* _WRITTEN EXERCISE_
Identify the lines holding "تبادل" and copy them.

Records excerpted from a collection
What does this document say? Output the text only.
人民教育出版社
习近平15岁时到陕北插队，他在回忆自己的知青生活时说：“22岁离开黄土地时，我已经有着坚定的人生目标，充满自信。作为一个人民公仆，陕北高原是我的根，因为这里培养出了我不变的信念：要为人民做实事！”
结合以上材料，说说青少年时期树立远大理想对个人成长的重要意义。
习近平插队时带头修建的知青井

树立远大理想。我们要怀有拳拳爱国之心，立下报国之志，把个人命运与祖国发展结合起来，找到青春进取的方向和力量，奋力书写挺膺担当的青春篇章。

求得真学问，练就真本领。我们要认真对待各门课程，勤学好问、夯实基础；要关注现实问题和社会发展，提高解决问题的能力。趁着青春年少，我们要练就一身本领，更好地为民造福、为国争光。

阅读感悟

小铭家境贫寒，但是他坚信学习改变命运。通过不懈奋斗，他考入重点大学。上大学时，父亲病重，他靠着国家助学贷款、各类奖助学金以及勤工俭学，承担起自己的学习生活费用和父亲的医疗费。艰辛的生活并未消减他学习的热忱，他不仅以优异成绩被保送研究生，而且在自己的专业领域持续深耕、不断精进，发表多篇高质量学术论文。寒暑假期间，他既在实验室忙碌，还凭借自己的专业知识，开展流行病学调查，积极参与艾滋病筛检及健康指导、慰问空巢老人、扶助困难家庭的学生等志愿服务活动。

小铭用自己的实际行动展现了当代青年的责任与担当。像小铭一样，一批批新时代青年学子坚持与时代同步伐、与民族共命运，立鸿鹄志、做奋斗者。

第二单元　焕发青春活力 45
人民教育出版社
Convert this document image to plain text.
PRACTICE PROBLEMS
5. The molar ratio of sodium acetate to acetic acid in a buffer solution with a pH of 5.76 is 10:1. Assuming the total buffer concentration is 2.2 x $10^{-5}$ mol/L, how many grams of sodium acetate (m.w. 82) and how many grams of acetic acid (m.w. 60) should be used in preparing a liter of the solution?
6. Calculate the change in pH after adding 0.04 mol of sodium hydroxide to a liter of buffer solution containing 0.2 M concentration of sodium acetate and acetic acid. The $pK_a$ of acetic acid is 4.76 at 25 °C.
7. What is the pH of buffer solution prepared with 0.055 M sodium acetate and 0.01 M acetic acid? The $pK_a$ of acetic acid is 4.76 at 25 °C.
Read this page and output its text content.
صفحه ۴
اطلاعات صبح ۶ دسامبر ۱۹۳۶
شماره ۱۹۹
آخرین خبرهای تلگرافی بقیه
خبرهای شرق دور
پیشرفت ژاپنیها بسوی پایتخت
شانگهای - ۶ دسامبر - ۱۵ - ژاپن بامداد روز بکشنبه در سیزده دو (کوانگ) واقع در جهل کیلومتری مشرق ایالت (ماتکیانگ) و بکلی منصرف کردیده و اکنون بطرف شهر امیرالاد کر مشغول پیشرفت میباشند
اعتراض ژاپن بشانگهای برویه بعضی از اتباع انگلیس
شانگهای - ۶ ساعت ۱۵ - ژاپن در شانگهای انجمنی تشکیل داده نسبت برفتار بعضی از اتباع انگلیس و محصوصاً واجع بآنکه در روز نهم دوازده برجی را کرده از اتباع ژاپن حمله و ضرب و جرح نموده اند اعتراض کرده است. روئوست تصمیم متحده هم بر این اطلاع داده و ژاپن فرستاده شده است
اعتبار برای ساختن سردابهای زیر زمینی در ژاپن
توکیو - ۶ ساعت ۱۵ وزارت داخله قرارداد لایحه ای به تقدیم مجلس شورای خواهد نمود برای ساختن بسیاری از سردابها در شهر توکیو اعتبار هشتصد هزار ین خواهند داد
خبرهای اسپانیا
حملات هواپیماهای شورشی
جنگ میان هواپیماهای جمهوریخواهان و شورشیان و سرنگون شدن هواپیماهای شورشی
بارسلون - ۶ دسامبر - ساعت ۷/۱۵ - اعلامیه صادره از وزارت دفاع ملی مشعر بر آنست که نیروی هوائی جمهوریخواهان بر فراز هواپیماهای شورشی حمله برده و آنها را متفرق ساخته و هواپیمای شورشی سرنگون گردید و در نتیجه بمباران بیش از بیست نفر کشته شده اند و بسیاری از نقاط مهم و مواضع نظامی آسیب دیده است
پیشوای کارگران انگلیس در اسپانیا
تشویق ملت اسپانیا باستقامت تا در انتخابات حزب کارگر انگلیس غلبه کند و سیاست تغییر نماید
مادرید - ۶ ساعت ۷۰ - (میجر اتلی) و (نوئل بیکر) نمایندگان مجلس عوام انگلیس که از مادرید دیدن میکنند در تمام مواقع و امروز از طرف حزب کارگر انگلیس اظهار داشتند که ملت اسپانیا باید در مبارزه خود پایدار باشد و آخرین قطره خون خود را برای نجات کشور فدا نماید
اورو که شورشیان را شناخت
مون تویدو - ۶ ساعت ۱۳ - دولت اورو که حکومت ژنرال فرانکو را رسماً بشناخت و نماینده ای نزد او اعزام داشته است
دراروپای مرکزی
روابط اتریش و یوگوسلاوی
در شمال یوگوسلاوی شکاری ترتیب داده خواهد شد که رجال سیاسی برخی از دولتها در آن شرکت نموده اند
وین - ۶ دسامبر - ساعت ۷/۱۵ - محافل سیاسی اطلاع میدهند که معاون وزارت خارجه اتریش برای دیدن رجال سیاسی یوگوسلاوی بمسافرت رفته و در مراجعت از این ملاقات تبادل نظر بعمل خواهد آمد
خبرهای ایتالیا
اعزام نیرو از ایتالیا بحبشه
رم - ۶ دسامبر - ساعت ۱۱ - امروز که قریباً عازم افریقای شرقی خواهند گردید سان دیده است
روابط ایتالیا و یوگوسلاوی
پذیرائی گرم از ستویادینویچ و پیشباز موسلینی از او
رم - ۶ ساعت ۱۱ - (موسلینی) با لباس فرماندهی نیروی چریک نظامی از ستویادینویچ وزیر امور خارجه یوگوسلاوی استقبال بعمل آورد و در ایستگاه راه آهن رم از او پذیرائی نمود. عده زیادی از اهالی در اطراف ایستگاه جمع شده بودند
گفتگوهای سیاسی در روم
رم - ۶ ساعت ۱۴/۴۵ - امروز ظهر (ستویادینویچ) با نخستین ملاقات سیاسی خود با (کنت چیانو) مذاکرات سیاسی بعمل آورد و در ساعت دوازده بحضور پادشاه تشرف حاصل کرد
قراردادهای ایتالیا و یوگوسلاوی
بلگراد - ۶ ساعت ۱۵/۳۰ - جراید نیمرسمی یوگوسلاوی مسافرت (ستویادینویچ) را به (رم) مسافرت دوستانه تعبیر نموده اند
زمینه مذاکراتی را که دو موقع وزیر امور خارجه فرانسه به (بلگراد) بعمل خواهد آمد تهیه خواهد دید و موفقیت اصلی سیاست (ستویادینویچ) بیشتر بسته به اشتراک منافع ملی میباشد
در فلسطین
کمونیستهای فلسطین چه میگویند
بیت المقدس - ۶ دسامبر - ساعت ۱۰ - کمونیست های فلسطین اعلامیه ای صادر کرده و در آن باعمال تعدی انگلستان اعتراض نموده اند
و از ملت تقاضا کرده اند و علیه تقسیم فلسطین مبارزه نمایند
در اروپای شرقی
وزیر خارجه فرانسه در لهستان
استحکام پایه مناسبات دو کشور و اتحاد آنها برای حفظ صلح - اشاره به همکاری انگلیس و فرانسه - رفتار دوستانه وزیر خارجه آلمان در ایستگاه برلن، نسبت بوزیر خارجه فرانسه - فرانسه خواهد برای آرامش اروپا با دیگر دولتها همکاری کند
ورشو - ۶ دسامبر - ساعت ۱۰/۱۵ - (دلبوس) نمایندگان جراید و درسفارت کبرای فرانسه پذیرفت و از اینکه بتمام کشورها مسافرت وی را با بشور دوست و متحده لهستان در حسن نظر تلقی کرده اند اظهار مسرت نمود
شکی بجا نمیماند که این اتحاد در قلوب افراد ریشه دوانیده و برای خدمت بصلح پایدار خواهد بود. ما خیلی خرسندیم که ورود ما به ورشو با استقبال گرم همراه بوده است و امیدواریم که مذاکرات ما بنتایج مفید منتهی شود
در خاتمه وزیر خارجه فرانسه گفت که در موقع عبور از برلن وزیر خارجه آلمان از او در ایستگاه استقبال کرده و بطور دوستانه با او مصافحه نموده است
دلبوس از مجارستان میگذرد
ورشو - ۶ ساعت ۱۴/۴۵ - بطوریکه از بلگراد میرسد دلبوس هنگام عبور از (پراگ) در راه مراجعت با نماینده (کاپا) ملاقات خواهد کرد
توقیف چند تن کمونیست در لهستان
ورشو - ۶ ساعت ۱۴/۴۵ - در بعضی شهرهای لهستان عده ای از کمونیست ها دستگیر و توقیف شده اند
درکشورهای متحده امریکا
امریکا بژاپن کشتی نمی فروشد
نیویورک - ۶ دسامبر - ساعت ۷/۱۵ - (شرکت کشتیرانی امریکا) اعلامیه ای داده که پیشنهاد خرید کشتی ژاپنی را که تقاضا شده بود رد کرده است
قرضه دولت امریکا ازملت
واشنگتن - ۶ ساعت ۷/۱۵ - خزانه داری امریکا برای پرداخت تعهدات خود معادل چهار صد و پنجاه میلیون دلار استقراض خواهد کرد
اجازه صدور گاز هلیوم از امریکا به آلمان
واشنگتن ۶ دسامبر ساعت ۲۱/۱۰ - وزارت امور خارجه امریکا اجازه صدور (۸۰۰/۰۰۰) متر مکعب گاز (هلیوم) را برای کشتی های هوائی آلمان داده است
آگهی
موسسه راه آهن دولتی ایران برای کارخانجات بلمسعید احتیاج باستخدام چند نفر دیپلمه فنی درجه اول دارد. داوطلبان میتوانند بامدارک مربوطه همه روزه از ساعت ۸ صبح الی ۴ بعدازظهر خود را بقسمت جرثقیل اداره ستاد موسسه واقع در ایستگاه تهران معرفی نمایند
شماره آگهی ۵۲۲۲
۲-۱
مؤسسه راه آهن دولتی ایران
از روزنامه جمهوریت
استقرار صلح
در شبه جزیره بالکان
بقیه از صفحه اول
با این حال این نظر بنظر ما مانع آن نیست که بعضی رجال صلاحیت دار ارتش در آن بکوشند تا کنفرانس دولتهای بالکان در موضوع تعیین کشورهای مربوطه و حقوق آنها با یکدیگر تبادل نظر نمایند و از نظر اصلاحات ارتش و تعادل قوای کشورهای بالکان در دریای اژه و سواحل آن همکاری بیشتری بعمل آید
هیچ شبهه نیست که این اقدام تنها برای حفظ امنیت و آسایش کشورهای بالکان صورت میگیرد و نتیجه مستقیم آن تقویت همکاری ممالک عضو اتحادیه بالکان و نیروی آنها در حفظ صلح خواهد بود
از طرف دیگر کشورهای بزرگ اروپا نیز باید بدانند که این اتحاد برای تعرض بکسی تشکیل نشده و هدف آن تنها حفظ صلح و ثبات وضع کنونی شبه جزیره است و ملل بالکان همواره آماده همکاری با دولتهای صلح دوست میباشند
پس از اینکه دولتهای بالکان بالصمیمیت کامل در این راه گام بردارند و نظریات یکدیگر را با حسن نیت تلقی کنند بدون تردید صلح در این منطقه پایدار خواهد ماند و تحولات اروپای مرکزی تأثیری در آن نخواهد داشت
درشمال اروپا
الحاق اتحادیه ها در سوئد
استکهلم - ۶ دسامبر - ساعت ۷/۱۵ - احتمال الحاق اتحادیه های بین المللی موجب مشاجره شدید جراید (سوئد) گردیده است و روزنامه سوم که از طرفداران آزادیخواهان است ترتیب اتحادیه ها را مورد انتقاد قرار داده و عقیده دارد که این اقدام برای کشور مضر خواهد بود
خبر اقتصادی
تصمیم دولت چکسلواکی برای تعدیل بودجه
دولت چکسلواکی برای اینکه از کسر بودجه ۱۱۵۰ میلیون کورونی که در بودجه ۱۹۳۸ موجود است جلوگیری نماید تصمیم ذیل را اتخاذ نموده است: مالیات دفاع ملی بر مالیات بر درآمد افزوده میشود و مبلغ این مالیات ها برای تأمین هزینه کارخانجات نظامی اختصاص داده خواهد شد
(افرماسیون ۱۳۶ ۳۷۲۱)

* _RESPONSE TO THE EXERCISE_
وین - ۶ دسامبر - ساعت ۷/۱۵ - محافل سیاسی اطلاع میدهند که معاون وزارت خارجه اتریش برای دیدن رجال سیاسی یوگوسلاوی بمسافرت رفته و در مراجعت از این ملاقات تبادل نظر بعمل خواهد آمد
با این حال این نظر بنظر ما مانع آن نیست که بعضی رجال صلاحیت دار ارتش در آن بکوشند تا کنفرانس دولتهای بالکان در موضوع تعیین کشورهای مربوطه و حقوق آنها با یکدیگر تبادل نظر نمایند و از نظر اصلاحات ارتش و تعادل قوای کشورهای بالکان در دریای اژه و سواحل آن همکاری بیشتری بعمل آید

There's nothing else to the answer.